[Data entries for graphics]
# # # # #

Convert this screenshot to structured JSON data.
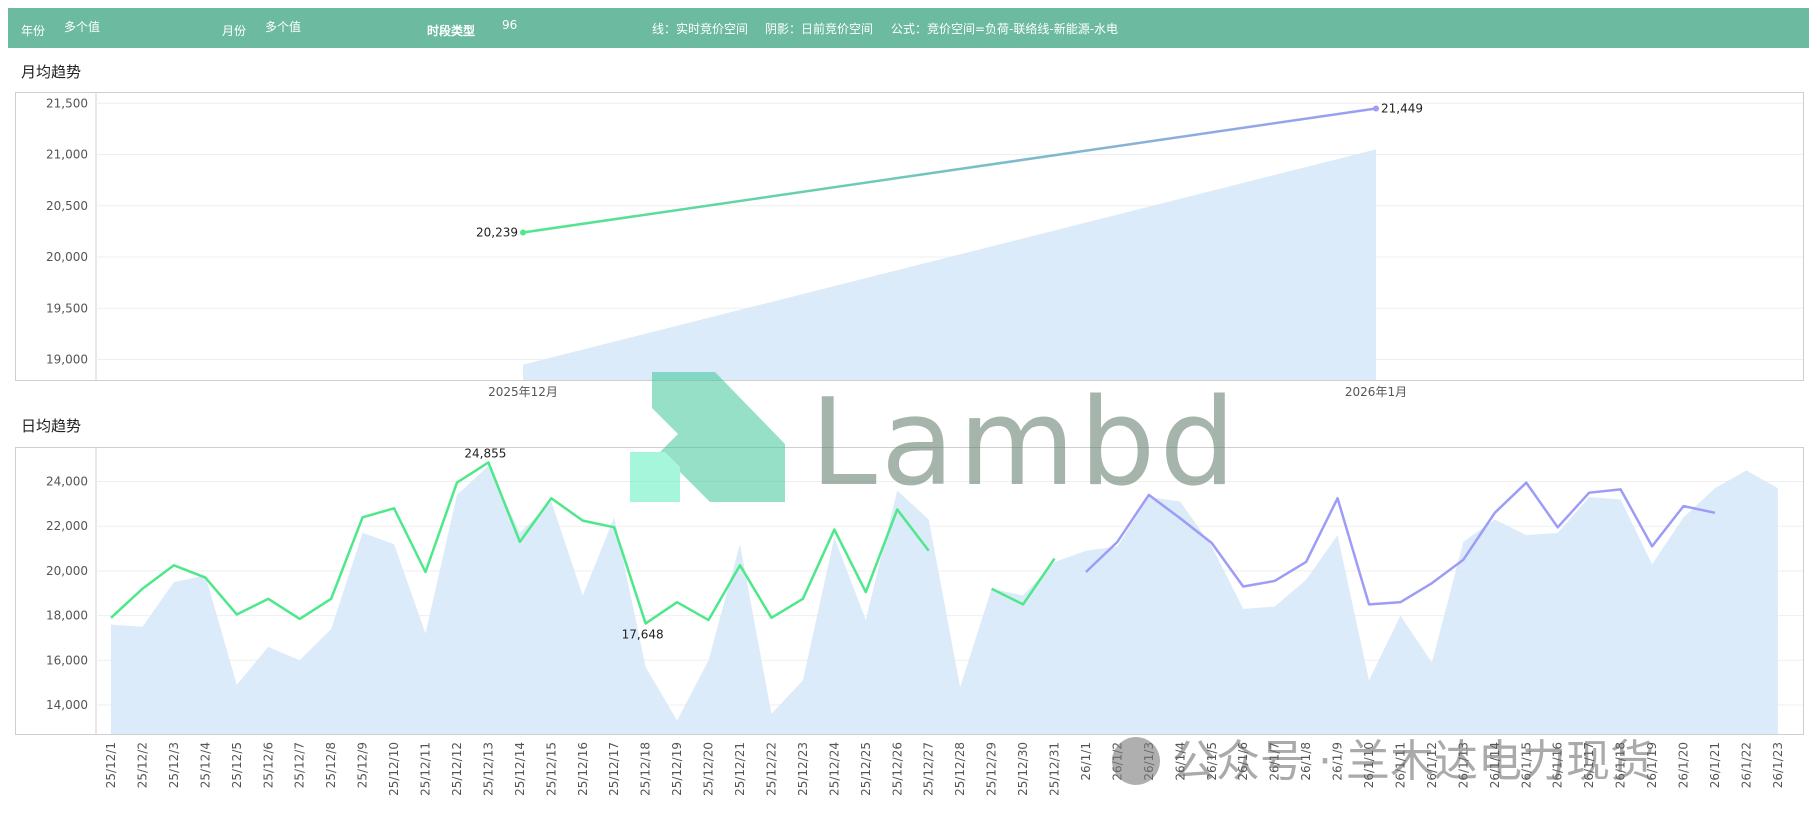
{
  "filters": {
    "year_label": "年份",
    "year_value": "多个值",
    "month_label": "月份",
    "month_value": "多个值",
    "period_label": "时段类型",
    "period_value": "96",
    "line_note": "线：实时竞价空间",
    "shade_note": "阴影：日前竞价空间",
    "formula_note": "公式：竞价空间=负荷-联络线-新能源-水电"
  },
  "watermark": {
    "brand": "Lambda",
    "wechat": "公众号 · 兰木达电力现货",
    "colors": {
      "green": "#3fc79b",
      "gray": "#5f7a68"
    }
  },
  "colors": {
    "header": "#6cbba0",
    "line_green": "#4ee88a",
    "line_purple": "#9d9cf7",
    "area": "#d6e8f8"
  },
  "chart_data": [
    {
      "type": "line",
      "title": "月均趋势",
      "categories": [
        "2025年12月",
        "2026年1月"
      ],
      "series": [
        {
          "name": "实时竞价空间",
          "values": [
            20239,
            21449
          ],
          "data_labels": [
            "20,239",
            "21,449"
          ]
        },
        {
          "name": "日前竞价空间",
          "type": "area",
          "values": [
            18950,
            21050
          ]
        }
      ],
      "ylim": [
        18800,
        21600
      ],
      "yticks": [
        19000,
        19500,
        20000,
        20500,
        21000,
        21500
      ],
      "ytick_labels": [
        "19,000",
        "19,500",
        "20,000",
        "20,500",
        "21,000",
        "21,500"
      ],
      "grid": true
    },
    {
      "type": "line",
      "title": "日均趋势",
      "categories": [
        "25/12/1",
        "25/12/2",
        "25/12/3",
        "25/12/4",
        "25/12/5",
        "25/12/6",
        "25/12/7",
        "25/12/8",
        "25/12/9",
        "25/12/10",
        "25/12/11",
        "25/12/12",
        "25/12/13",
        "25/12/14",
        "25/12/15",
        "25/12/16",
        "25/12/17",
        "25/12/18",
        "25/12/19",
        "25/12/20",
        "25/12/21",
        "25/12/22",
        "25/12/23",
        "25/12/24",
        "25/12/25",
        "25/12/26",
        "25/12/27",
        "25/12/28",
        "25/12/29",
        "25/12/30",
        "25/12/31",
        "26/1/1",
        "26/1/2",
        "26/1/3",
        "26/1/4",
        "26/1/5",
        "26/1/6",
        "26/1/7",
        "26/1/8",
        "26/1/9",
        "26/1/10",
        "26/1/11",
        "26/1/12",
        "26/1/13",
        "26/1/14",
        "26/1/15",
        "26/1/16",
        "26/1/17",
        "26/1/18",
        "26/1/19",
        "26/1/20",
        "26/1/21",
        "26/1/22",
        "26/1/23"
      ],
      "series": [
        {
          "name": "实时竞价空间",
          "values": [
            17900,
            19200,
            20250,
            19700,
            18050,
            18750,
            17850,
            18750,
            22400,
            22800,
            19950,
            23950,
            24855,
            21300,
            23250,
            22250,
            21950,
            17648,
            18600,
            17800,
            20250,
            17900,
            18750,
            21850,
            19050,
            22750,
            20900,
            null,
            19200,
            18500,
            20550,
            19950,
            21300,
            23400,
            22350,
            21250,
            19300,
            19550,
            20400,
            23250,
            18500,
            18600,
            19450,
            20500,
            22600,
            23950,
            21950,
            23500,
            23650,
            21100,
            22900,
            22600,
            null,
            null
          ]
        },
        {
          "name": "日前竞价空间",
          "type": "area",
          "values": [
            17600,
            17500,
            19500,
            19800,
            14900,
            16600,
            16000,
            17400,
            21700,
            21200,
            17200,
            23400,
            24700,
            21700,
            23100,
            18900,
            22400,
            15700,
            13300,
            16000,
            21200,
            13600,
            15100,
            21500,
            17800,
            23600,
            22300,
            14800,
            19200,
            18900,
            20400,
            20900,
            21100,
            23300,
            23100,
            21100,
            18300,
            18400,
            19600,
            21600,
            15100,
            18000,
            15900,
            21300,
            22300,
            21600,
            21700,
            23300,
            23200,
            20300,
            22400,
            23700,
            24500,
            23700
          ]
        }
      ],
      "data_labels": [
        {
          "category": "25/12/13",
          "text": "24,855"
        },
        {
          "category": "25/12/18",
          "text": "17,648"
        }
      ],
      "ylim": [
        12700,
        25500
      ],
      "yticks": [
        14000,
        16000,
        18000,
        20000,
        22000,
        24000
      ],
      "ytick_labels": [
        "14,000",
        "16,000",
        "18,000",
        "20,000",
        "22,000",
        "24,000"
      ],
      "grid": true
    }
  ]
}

# # # # #

Copy out all the data without changing anything, and drop the pictures.

### OUTPUT OF THE EXERCISE
Convert this screenshot to structured JSON data.
{
  "filters": {
    "year_label": "年份",
    "year_value": "多个值",
    "month_label": "月份",
    "month_value": "多个值",
    "period_label": "时段类型",
    "period_value": "96",
    "line_note": "线：实时竞价空间",
    "shade_note": "阴影：日前竞价空间",
    "formula_note": "公式：竞价空间=负荷-联络线-新能源-水电"
  },
  "watermark": {
    "brand": "Lambda",
    "wechat": "公众号 · 兰木达电力现货",
    "colors": {
      "green": "#3fc79b",
      "gray": "#5f7a68"
    }
  },
  "colors": {
    "header": "#6cbba0",
    "line_green": "#4ee88a",
    "line_purple": "#9d9cf7",
    "area": "#d6e8f8"
  },
  "chart_data": [
    {
      "type": "line",
      "title": "月均趋势",
      "categories": [
        "2025年12月",
        "2026年1月"
      ],
      "series": [
        {
          "name": "实时竞价空间",
          "values": [
            20239,
            21449
          ],
          "data_labels": [
            "20,239",
            "21,449"
          ]
        },
        {
          "name": "日前竞价空间",
          "type": "area",
          "values": [
            18950,
            21050
          ]
        }
      ],
      "ylim": [
        18800,
        21600
      ],
      "yticks": [
        19000,
        19500,
        20000,
        20500,
        21000,
        21500
      ],
      "ytick_labels": [
        "19,000",
        "19,500",
        "20,000",
        "20,500",
        "21,000",
        "21,500"
      ],
      "grid": true
    },
    {
      "type": "line",
      "title": "日均趋势",
      "categories": [
        "25/12/1",
        "25/12/2",
        "25/12/3",
        "25/12/4",
        "25/12/5",
        "25/12/6",
        "25/12/7",
        "25/12/8",
        "25/12/9",
        "25/12/10",
        "25/12/11",
        "25/12/12",
        "25/12/13",
        "25/12/14",
        "25/12/15",
        "25/12/16",
        "25/12/17",
        "25/12/18",
        "25/12/19",
        "25/12/20",
        "25/12/21",
        "25/12/22",
        "25/12/23",
        "25/12/24",
        "25/12/25",
        "25/12/26",
        "25/12/27",
        "25/12/28",
        "25/12/29",
        "25/12/30",
        "25/12/31",
        "26/1/1",
        "26/1/2",
        "26/1/3",
        "26/1/4",
        "26/1/5",
        "26/1/6",
        "26/1/7",
        "26/1/8",
        "26/1/9",
        "26/1/10",
        "26/1/11",
        "26/1/12",
        "26/1/13",
        "26/1/14",
        "26/1/15",
        "26/1/16",
        "26/1/17",
        "26/1/18",
        "26/1/19",
        "26/1/20",
        "26/1/21",
        "26/1/22",
        "26/1/23"
      ],
      "series": [
        {
          "name": "实时竞价空间",
          "values": [
            17900,
            19200,
            20250,
            19700,
            18050,
            18750,
            17850,
            18750,
            22400,
            22800,
            19950,
            23950,
            24855,
            21300,
            23250,
            22250,
            21950,
            17648,
            18600,
            17800,
            20250,
            17900,
            18750,
            21850,
            19050,
            22750,
            20900,
            null,
            19200,
            18500,
            20550,
            19950,
            21300,
            23400,
            22350,
            21250,
            19300,
            19550,
            20400,
            23250,
            18500,
            18600,
            19450,
            20500,
            22600,
            23950,
            21950,
            23500,
            23650,
            21100,
            22900,
            22600,
            null,
            null
          ]
        },
        {
          "name": "日前竞价空间",
          "type": "area",
          "values": [
            17600,
            17500,
            19500,
            19800,
            14900,
            16600,
            16000,
            17400,
            21700,
            21200,
            17200,
            23400,
            24700,
            21700,
            23100,
            18900,
            22400,
            15700,
            13300,
            16000,
            21200,
            13600,
            15100,
            21500,
            17800,
            23600,
            22300,
            14800,
            19200,
            18900,
            20400,
            20900,
            21100,
            23300,
            23100,
            21100,
            18300,
            18400,
            19600,
            21600,
            15100,
            18000,
            15900,
            21300,
            22300,
            21600,
            21700,
            23300,
            23200,
            20300,
            22400,
            23700,
            24500,
            23700
          ]
        }
      ],
      "data_labels": [
        {
          "category": "25/12/13",
          "text": "24,855"
        },
        {
          "category": "25/12/18",
          "text": "17,648"
        }
      ],
      "ylim": [
        12700,
        25500
      ],
      "yticks": [
        14000,
        16000,
        18000,
        20000,
        22000,
        24000
      ],
      "ytick_labels": [
        "14,000",
        "16,000",
        "18,000",
        "20,000",
        "22,000",
        "24,000"
      ],
      "grid": true
    }
  ]
}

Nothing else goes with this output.